▸ The problem: Only lines holding the string "MARCIO" are wanted; copy each one from the material.
'''
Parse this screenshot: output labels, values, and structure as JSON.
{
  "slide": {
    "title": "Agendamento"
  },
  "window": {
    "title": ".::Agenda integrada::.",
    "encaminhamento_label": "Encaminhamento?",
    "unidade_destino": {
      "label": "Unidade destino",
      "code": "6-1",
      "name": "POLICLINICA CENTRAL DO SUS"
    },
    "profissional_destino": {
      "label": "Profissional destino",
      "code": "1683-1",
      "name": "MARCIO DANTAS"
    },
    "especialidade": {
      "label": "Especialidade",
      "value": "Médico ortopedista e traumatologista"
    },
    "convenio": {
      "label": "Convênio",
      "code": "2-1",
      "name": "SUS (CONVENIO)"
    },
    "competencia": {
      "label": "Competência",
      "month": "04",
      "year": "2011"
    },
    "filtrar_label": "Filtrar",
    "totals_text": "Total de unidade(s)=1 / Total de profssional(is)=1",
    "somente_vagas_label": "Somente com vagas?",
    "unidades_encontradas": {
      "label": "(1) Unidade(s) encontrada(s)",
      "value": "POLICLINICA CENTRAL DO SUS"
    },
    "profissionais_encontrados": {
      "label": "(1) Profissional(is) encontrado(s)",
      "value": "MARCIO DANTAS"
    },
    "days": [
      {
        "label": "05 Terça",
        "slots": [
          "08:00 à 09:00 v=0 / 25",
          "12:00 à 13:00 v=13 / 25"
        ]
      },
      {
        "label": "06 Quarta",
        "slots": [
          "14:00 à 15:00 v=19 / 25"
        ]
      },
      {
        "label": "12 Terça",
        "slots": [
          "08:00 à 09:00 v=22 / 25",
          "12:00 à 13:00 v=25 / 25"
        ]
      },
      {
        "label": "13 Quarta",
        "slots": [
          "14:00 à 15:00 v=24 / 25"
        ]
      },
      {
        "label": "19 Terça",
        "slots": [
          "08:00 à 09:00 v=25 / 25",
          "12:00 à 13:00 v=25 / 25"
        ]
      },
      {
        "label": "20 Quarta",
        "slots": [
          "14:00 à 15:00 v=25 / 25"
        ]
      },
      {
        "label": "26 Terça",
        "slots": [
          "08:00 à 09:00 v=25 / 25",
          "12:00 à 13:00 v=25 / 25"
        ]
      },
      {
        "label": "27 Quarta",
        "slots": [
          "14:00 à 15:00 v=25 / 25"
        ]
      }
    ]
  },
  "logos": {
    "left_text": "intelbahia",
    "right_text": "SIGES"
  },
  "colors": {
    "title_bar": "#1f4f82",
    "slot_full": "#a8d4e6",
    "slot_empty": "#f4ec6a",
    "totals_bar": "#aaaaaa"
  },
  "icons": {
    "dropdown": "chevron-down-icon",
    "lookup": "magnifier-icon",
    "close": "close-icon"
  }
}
'''
'''
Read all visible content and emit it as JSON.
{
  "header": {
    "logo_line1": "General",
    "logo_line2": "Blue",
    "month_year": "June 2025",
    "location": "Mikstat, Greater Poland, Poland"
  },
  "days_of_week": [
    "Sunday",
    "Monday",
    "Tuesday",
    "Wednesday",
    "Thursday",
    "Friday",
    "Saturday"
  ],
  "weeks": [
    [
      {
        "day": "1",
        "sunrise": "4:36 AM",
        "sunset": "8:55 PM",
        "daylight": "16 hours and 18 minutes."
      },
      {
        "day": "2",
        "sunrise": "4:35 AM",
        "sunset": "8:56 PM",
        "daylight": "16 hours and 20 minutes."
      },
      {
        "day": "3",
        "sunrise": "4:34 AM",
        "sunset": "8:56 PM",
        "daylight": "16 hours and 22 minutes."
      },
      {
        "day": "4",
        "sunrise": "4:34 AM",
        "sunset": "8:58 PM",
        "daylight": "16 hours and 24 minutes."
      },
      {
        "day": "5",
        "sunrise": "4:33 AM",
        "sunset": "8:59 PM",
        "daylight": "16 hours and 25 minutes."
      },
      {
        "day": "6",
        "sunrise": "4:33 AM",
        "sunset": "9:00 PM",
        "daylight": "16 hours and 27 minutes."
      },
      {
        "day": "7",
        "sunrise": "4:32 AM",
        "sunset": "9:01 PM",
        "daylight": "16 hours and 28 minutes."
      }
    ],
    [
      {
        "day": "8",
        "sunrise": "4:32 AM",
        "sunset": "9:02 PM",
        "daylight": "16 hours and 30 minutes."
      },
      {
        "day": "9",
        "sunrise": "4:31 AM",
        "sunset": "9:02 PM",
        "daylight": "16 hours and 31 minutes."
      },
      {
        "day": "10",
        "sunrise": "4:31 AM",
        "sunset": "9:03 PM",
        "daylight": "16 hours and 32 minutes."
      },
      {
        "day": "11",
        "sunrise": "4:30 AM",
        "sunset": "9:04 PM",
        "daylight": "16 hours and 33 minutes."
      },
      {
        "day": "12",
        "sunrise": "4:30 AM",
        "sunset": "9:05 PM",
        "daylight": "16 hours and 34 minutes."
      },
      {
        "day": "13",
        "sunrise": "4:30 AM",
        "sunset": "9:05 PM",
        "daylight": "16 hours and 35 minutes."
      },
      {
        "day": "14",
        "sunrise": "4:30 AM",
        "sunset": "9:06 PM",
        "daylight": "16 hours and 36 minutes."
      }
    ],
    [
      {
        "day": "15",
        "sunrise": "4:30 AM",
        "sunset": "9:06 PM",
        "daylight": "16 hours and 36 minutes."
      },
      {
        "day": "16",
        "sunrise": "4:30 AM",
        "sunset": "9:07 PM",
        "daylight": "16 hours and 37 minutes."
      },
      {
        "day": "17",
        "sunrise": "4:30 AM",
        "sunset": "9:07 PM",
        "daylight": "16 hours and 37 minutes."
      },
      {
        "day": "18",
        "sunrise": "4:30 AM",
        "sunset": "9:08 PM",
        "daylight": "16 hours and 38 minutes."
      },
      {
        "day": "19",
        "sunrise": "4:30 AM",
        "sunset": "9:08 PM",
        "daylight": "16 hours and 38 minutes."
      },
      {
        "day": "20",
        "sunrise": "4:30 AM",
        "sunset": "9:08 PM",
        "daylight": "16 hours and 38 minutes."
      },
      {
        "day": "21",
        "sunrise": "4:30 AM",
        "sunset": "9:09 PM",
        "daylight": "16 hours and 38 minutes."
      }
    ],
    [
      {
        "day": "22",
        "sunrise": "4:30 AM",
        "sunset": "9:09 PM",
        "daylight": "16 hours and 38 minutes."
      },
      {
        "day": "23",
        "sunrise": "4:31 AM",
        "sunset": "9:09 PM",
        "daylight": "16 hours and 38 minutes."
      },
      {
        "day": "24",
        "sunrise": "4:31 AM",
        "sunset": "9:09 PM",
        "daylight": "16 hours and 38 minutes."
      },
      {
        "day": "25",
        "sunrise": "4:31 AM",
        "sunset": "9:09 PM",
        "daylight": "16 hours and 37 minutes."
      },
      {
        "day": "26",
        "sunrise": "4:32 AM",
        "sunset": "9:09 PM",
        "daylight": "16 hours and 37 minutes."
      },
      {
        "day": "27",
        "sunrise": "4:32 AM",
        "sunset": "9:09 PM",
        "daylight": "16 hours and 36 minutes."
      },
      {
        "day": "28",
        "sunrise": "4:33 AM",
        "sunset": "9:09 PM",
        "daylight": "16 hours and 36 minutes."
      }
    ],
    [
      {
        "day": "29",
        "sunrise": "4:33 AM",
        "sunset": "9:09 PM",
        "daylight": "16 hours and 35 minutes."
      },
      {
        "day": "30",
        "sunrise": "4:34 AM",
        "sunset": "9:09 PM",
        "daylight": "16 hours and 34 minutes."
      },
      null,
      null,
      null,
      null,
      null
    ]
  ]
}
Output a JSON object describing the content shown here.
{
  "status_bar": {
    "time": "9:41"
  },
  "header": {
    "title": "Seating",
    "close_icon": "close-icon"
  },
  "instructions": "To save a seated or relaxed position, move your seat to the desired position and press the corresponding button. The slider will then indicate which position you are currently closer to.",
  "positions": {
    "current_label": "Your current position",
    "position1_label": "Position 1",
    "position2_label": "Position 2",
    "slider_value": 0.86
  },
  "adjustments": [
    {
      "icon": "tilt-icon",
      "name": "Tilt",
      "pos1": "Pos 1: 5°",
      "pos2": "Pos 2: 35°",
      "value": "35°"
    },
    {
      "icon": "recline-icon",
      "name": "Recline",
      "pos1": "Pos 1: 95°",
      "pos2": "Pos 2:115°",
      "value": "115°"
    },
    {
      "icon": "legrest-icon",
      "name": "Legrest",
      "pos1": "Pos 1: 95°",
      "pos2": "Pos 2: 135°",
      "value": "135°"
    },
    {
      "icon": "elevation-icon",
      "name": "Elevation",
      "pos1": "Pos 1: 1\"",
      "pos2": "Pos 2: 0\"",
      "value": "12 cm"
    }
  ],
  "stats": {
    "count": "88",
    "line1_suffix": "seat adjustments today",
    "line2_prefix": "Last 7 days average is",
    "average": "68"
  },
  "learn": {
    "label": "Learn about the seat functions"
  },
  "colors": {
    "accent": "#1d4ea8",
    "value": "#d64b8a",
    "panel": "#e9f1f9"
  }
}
'''
▸ Correct answer:
      "name": "MARCIO DANTAS"
      "value": "MARCIO DANTAS"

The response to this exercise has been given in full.